::: Records provided :::
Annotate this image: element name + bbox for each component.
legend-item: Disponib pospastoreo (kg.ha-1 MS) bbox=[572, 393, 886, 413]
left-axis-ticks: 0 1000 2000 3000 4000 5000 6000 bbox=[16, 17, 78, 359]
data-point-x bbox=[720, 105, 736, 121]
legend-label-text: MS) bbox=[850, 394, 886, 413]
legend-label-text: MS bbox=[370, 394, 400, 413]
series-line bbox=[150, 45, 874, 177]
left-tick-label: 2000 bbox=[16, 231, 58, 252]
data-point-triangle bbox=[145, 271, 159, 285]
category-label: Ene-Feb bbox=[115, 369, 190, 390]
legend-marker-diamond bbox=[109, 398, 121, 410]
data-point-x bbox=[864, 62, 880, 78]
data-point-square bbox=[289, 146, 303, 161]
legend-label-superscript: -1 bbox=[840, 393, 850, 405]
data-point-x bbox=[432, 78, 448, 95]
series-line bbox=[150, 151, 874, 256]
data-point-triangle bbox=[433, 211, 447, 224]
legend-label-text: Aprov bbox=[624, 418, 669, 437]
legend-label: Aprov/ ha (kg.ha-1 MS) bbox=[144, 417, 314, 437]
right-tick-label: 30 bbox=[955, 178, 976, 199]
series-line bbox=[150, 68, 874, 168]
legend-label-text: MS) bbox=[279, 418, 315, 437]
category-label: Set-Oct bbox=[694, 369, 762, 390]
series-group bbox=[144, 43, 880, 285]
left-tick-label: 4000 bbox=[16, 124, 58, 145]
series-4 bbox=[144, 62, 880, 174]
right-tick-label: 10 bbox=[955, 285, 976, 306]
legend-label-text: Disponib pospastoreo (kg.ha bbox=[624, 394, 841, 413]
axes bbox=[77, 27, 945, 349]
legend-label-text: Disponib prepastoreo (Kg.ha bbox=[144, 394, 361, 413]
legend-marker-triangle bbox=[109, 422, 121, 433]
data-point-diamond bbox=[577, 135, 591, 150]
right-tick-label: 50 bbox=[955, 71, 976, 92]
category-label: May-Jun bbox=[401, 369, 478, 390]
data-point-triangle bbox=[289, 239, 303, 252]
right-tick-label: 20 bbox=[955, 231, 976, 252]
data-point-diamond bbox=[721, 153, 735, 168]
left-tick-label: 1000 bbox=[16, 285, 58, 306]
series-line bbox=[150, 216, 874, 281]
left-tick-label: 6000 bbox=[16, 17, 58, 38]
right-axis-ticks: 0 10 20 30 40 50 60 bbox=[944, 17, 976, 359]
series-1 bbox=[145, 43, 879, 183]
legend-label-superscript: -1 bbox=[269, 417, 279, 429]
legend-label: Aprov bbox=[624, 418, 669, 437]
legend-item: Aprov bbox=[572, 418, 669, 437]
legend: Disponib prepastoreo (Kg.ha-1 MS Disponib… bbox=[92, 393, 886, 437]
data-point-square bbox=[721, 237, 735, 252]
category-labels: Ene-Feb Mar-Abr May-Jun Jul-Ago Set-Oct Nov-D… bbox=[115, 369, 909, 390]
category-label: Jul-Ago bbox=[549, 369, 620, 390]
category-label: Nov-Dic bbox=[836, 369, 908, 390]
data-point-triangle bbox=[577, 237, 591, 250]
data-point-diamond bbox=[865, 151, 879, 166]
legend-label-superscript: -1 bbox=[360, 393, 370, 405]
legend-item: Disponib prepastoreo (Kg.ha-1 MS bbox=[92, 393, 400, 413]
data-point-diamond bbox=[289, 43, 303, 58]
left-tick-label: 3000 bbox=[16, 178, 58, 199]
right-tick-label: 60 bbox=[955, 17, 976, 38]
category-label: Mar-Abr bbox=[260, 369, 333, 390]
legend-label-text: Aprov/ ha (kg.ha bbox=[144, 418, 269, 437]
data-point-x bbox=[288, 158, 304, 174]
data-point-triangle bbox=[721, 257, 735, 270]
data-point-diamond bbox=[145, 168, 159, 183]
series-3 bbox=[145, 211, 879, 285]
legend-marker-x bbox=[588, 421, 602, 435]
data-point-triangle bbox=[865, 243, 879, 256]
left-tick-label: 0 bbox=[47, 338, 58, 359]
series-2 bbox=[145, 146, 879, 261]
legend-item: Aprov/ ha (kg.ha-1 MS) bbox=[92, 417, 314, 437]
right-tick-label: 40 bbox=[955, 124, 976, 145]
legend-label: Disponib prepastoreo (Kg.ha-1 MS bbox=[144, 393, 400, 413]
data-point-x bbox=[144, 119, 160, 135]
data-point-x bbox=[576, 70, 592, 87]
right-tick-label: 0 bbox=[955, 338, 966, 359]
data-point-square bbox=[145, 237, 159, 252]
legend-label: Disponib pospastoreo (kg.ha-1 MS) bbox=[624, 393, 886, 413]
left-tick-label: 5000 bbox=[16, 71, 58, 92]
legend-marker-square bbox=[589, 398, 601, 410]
:::
Convert the records, from their first line through the line containing "legend-label: Aprov/ ha", inclusive, into a JSON list of strings with one string per line and no blank lines.

[
  "Annotate this image: element name + bbox for each component.",
  "legend-item: Disponib pospastoreo (kg.ha-1 MS) bbox=[572, 393, 886, 413]",
  "left-axis-ticks: 0 1000 2000 3000 4000 5000 6000 bbox=[16, 17, 78, 359]",
  "data-point-x bbox=[720, 105, 736, 121]",
  "legend-label-text: MS) bbox=[850, 394, 886, 413]",
  "legend-label-text: MS bbox=[370, 394, 400, 413]",
  "series-line bbox=[150, 45, 874, 177]",
  "left-tick-label: 2000 bbox=[16, 231, 58, 252]",
  "data-point-triangle bbox=[145, 271, 159, 285]",
  "category-label: Ene-Feb bbox=[115, 369, 190, 390]",
  "legend-marker-diamond bbox=[109, 398, 121, 410]",
  "data-point-x bbox=[864, 62, 880, 78]",
  "data-point-square bbox=[289, 146, 303, 161]",
  "legend-label-superscript: -1 bbox=[840, 393, 850, 405]",
  "data-point-x bbox=[432, 78, 448, 95]",
  "series-line bbox=[150, 151, 874, 256]",
  "data-point-triangle bbox=[433, 211, 447, 224]",
  "legend-label-text: Aprov bbox=[624, 418, 669, 437]",
  "legend-label: Aprov/ ha (kg.ha-1 MS) bbox=[144, 417, 314, 437]"
]